— BEGIN Task input —

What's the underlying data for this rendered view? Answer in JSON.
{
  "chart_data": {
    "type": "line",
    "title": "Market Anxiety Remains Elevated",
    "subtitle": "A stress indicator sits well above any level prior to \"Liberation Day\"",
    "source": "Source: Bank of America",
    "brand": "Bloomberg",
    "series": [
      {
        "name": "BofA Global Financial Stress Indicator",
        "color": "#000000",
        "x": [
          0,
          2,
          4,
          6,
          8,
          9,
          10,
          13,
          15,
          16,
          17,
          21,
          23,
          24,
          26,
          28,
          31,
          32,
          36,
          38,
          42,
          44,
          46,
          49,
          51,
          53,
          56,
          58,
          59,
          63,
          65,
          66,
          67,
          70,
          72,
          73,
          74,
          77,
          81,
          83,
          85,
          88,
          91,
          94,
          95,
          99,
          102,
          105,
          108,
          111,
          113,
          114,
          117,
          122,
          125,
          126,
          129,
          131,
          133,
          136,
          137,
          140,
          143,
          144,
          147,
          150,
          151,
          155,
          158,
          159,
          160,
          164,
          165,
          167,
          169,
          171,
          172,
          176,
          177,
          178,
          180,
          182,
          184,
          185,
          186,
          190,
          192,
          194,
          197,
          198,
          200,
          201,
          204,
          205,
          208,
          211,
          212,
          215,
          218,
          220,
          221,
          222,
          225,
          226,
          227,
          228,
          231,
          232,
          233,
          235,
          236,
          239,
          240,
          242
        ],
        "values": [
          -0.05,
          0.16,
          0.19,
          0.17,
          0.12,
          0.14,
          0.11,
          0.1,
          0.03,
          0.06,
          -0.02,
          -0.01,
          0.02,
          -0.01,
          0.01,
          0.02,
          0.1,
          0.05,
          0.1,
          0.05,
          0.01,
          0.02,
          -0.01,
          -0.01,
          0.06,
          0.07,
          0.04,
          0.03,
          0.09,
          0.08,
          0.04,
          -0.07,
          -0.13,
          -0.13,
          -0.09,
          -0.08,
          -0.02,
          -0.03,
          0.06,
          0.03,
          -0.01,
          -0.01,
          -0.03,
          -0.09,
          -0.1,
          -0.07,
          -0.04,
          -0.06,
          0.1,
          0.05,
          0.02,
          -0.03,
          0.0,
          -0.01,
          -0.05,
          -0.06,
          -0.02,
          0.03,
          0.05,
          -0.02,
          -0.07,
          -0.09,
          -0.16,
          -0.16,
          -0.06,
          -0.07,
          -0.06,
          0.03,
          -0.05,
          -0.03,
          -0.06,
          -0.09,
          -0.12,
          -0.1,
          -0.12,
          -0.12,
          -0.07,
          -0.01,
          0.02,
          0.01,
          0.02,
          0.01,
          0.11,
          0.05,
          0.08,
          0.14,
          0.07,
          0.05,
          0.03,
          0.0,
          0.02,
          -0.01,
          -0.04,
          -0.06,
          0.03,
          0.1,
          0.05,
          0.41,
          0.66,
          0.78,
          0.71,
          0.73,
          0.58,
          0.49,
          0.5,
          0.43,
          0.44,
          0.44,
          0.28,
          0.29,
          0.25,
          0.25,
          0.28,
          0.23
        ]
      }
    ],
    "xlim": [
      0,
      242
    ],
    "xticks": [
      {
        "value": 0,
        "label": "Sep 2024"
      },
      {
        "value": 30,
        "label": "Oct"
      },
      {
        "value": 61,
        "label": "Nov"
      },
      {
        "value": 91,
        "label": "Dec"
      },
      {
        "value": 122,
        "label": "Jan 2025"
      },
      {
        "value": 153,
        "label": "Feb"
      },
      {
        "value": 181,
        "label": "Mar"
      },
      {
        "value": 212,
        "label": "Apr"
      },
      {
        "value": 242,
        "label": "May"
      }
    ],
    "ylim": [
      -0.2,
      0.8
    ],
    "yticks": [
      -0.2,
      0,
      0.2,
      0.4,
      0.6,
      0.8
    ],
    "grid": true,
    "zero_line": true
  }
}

— END Task input —

What the task asks:
Across the material above, how many lines include the string "label"? Only the number is wanted.

Answer:
9